**REQUIRED WORK:** Of the lines in the listing below, how many hold "source"? Answer with the number only.

**Excerpts from a figure dataset:**
--------------------------------------------------

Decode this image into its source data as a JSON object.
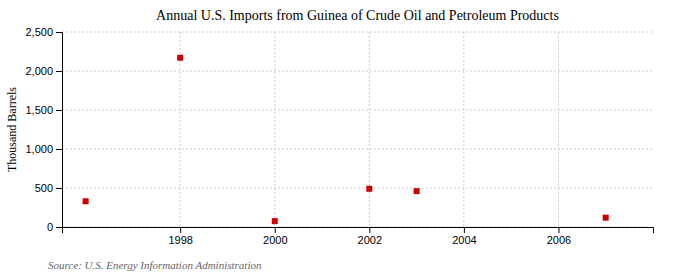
{
  "chart_data": {
    "type": "scatter",
    "title": "Annual U.S. Imports from Guinea of Crude Oil and Petroleum Products",
    "ylabel": "Thousand Barrels",
    "source": "Source: U.S. Energy Information Administration",
    "x": [
      1996,
      1998,
      2000,
      2002,
      2003,
      2007
    ],
    "values": [
      330,
      2170,
      75,
      490,
      460,
      120
    ],
    "color": "#cc0000",
    "marker": "square",
    "xlim": [
      1995.5,
      2008
    ],
    "ylim": [
      0,
      2500
    ],
    "xticks": [
      1998,
      2000,
      2002,
      2004,
      2006
    ],
    "yticks": [
      0,
      500,
      {
        "value": 1000,
        "label": "1,000"
      },
      {
        "value": 1500,
        "label": "1,500"
      },
      {
        "value": 2000,
        "label": "2,000"
      },
      {
        "value": 2500,
        "label": "2,500"
      }
    ],
    "grid": true
  }
}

--------------------------------------------------

**WORKED ANSWER:** 2